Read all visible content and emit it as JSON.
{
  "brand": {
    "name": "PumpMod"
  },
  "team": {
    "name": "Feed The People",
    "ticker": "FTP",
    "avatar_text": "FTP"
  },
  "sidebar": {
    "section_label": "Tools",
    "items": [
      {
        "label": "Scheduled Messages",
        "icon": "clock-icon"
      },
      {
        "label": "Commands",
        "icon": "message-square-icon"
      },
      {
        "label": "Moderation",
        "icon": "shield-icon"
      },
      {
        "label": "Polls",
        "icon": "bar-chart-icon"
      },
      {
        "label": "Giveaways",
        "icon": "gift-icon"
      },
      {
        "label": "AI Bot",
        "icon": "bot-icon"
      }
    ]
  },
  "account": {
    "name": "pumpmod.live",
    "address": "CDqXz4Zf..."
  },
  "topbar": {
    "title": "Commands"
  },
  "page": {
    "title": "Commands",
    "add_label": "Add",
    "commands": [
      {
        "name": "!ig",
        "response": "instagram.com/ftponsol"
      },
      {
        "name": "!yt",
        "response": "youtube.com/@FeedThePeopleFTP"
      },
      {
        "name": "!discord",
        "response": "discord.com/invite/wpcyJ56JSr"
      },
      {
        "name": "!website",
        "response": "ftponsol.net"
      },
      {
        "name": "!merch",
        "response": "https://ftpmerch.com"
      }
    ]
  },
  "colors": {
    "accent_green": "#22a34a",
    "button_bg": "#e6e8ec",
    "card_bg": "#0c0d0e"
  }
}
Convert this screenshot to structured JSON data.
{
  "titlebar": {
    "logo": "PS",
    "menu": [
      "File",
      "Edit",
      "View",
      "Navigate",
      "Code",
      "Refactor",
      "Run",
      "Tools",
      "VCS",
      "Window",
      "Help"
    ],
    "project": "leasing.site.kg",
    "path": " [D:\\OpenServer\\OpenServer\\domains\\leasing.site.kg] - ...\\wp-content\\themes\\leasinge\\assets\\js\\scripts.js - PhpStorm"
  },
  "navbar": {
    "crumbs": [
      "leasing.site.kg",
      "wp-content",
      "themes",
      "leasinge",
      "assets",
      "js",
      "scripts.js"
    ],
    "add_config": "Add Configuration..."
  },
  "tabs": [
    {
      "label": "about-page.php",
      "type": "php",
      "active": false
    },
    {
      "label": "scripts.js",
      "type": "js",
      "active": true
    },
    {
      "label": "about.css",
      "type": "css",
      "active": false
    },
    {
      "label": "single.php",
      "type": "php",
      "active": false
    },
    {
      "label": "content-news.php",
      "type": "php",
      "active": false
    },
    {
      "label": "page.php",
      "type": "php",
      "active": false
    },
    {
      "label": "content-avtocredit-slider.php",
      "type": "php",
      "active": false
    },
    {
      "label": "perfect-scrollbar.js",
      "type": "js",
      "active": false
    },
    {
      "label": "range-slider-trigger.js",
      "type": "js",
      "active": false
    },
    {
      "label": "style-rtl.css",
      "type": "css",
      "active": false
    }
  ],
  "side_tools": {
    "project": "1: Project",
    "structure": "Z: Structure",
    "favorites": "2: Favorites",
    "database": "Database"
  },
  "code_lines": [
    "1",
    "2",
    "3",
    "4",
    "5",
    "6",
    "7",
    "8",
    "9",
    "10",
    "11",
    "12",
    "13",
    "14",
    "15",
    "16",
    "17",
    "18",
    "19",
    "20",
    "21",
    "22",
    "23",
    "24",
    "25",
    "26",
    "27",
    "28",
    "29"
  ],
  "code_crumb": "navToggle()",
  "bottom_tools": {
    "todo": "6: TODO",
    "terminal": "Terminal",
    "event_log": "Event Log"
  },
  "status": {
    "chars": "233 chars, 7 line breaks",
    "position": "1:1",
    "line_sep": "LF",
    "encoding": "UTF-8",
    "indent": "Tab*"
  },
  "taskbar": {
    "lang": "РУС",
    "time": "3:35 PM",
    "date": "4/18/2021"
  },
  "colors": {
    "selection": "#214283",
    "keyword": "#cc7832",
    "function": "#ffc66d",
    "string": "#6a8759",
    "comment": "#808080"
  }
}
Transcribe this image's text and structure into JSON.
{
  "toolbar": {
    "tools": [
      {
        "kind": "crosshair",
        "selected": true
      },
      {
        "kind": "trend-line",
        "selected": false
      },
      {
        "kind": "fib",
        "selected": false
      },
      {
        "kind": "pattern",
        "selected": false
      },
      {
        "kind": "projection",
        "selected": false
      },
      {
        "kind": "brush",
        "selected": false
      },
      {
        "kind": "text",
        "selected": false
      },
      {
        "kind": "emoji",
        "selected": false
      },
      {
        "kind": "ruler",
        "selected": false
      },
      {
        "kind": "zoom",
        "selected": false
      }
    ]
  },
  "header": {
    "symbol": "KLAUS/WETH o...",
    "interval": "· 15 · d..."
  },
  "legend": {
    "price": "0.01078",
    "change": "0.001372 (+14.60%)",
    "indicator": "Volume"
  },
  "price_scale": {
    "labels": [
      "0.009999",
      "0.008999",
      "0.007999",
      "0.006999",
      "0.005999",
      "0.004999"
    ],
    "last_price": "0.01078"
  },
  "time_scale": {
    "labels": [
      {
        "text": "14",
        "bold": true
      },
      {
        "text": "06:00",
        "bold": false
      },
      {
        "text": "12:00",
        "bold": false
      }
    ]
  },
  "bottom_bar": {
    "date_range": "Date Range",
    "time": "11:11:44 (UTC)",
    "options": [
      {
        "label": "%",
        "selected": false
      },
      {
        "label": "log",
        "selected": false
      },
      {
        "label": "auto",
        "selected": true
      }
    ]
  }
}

● AIM: Copy each line above that contains the word "themes".

● EXPECTED ANSWER:
    "path": " [D:\\OpenServer\\OpenServer\\domains\\leasing.site.kg] - ...\\wp-content\\themes\\leasinge\\assets\\js\\scripts.js - PhpStorm"
      "themes",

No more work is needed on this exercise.